**PROBLEM TO WORK ON**: Every record here needs to be written out again exactly.

**AVAILABLE DATA**:
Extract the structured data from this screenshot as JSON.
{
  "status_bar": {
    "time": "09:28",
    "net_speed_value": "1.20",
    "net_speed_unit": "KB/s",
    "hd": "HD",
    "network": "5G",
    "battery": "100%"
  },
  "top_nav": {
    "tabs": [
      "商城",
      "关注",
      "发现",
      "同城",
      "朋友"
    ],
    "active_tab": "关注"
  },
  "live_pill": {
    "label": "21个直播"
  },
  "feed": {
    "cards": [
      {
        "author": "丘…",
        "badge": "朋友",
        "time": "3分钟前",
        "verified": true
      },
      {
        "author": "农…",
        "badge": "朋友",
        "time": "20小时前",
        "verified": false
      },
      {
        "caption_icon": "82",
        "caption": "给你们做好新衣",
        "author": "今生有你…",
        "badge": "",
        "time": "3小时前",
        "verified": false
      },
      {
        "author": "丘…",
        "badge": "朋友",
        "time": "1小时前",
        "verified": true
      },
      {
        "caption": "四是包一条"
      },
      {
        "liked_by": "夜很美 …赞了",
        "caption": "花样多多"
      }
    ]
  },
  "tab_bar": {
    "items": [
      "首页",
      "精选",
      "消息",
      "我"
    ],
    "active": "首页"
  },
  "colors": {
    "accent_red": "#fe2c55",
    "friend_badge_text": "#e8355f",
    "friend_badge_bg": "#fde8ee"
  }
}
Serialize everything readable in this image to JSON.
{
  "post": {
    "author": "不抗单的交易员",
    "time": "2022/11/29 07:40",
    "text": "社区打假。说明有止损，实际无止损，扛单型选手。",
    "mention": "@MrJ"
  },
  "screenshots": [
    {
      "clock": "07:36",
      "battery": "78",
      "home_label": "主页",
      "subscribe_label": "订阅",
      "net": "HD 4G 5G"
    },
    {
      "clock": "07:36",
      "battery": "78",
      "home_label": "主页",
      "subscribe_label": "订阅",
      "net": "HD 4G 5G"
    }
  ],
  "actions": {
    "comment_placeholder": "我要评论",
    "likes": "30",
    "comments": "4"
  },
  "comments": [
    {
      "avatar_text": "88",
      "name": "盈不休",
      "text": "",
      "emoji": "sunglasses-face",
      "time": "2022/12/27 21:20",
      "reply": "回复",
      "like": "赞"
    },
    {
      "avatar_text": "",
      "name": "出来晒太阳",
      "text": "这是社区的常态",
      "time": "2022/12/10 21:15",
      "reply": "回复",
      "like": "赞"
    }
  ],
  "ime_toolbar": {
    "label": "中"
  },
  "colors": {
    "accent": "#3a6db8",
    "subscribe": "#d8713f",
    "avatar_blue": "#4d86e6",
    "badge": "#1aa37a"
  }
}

**RESULT FOR THIS TASK**:
Extract the structured data from this screenshot as JSON.
{
  "status_bar": {
    "time": "09:28",
    "net_speed_value": "1.20",
    "net_speed_unit": "KB/s",
    "hd": "HD",
    "network": "5G",
    "battery": "100%"
  },
  "top_nav": {
    "tabs": [
      "商城",
      "关注",
      "发现",
      "同城",
      "朋友"
    ],
    "active_tab": "关注"
  },
  "live_pill": {
    "label": "21个直播"
  },
  "feed": {
    "cards": [
      {
        "author": "丘…",
        "badge": "朋友",
        "time": "3分钟前",
        "verified": true
      },
      {
        "author": "农…",
        "badge": "朋友",
        "time": "20小时前",
        "verified": false
      },
      {
        "caption_icon": "82",
        "caption": "给你们做好新衣",
        "author": "今生有你…",
        "badge": "",
        "time": "3小时前",
        "verified": false
      },
      {
        "author": "丘…",
        "badge": "朋友",
        "time": "1小时前",
        "verified": true
      },
      {
        "caption": "四是包一条"
      },
      {
        "liked_by": "夜很美 …赞了",
        "caption": "花样多多"
      }
    ]
  },
  "tab_bar": {
    "items": [
      "首页",
      "精选",
      "消息",
      "我"
    ],
    "active": "首页"
  },
  "colors": {
    "accent_red": "#fe2c55",
    "friend_badge_text": "#e8355f",
    "friend_badge_bg": "#fde8ee"
  }
}
Serialize everything readable in this image to JSON.
{
  "post": {
    "author": "不抗单的交易员",
    "time": "2022/11/29 07:40",
    "text": "社区打假。说明有止损，实际无止损，扛单型选手。",
    "mention": "@MrJ"
  },
  "screenshots": [
    {
      "clock": "07:36",
      "battery": "78",
      "home_label": "主页",
      "subscribe_label": "订阅",
      "net": "HD 4G 5G"
    },
    {
      "clock": "07:36",
      "battery": "78",
      "home_label": "主页",
      "subscribe_label": "订阅",
      "net": "HD 4G 5G"
    }
  ],
  "actions": {
    "comment_placeholder": "我要评论",
    "likes": "30",
    "comments": "4"
  },
  "comments": [
    {
      "avatar_text": "88",
      "name": "盈不休",
      "text": "",
      "emoji": "sunglasses-face",
      "time": "2022/12/27 21:20",
      "reply": "回复",
      "like": "赞"
    },
    {
      "avatar_text": "",
      "name": "出来晒太阳",
      "text": "这是社区的常态",
      "time": "2022/12/10 21:15",
      "reply": "回复",
      "like": "赞"
    }
  ],
  "ime_toolbar": {
    "label": "中"
  },
  "colors": {
    "accent": "#3a6db8",
    "subscribe": "#d8713f",
    "avatar_blue": "#4d86e6",
    "badge": "#1aa37a"
  }
}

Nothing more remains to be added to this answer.